# start of Entries supplied

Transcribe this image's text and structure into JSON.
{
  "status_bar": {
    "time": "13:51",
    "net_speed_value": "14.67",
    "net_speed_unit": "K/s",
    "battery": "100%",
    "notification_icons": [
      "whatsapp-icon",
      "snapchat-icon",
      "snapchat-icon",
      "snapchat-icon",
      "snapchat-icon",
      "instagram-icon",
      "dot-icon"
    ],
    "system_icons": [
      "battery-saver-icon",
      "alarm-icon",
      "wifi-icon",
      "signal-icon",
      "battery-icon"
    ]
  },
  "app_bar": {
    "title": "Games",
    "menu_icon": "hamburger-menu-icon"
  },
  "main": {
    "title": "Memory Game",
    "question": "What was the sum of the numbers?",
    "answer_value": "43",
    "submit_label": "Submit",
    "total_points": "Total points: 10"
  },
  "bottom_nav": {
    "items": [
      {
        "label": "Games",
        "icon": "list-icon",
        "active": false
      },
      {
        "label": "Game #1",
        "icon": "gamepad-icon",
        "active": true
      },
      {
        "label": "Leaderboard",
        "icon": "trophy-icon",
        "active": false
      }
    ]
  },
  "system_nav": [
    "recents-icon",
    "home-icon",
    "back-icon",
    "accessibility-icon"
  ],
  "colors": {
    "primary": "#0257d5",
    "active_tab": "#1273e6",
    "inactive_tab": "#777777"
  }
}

# end of Entries supplied

The task: Set down every record above exactly as given.

Task solution:
Transcribe this image's text and structure into JSON.
{
  "status_bar": {
    "time": "13:51",
    "net_speed_value": "14.67",
    "net_speed_unit": "K/s",
    "battery": "100%",
    "notification_icons": [
      "whatsapp-icon",
      "snapchat-icon",
      "snapchat-icon",
      "snapchat-icon",
      "snapchat-icon",
      "instagram-icon",
      "dot-icon"
    ],
    "system_icons": [
      "battery-saver-icon",
      "alarm-icon",
      "wifi-icon",
      "signal-icon",
      "battery-icon"
    ]
  },
  "app_bar": {
    "title": "Games",
    "menu_icon": "hamburger-menu-icon"
  },
  "main": {
    "title": "Memory Game",
    "question": "What was the sum of the numbers?",
    "answer_value": "43",
    "submit_label": "Submit",
    "total_points": "Total points: 10"
  },
  "bottom_nav": {
    "items": [
      {
        "label": "Games",
        "icon": "list-icon",
        "active": false
      },
      {
        "label": "Game #1",
        "icon": "gamepad-icon",
        "active": true
      },
      {
        "label": "Leaderboard",
        "icon": "trophy-icon",
        "active": false
      }
    ]
  },
  "system_nav": [
    "recents-icon",
    "home-icon",
    "back-icon",
    "accessibility-icon"
  ],
  "colors": {
    "primary": "#0257d5",
    "active_tab": "#1273e6",
    "inactive_tab": "#777777"
  }
}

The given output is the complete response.